--- start ---
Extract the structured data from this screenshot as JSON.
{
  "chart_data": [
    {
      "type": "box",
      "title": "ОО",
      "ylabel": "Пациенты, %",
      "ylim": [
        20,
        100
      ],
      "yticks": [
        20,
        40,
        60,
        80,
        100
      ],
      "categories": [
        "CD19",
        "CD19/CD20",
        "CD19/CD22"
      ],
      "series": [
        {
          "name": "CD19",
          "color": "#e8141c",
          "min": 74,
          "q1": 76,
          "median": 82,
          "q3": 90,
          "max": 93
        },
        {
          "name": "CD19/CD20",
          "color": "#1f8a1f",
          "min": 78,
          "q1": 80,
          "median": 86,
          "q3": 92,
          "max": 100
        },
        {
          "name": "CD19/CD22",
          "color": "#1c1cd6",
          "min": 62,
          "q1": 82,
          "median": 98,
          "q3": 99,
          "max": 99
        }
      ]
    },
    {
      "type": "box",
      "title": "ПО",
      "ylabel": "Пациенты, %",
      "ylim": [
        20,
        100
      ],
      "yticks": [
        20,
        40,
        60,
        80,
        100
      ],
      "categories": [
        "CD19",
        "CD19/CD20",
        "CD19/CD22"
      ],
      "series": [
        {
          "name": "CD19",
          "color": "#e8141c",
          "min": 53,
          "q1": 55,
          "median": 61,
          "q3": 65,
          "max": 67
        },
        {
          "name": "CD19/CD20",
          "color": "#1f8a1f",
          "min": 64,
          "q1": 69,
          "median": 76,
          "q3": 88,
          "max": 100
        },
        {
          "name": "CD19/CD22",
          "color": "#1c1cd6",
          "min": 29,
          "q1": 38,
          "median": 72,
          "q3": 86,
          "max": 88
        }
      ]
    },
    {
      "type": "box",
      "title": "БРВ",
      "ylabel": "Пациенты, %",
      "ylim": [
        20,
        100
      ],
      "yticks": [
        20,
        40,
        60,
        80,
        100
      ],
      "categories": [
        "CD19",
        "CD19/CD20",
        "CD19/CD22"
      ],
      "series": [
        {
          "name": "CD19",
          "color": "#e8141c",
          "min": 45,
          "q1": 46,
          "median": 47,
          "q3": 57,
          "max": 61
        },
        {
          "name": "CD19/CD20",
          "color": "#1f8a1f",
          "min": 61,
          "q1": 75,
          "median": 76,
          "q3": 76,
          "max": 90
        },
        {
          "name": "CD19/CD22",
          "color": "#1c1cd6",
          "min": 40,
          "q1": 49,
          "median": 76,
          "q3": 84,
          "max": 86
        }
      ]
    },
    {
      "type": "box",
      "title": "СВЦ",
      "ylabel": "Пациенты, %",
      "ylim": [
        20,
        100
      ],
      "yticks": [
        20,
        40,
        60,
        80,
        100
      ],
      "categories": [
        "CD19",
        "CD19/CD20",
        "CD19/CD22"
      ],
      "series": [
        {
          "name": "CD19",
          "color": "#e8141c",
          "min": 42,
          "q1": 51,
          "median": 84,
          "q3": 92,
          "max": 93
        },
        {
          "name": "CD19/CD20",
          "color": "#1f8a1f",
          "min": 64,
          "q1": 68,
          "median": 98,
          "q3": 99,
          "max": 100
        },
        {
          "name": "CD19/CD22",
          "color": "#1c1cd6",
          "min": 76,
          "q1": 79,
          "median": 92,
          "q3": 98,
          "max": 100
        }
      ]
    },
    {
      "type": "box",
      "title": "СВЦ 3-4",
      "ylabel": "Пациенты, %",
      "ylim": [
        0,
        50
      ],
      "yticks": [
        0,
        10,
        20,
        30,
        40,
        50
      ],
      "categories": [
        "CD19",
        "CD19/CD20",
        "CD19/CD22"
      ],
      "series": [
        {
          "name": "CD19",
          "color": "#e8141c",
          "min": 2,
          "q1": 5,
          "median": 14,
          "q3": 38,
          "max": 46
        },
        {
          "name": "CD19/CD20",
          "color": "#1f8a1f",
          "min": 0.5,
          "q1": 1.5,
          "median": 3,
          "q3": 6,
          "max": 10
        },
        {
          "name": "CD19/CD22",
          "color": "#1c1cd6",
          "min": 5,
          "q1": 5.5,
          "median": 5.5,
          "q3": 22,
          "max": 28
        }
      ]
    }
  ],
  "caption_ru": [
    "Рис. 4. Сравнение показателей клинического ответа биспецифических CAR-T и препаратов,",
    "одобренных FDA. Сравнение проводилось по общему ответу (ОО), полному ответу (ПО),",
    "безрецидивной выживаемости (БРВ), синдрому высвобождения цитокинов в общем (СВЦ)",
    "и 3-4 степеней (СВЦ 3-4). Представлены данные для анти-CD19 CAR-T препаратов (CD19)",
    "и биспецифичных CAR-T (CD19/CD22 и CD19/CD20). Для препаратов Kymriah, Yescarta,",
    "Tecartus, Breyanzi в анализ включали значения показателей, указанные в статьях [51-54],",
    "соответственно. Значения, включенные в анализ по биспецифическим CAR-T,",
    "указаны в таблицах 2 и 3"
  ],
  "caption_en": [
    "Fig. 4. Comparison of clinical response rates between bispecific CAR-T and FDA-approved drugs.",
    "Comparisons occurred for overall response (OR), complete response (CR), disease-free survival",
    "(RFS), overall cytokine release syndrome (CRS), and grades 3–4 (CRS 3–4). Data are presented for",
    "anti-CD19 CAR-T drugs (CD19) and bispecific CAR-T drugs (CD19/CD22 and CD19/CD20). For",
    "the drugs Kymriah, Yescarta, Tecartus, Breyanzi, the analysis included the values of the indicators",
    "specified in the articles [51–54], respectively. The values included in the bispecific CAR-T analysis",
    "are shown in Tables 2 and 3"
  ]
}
--- end ---
## Written request
Collect the lines of the records that include the string "показателей".

## Completed task
    "Рис. 4. Сравнение показателей клинического ответа биспецифических CAR-T и препаратов,",
    "Tecartus, Breyanzi в анализ включали значения показателей, указанные в статьях [51-54],",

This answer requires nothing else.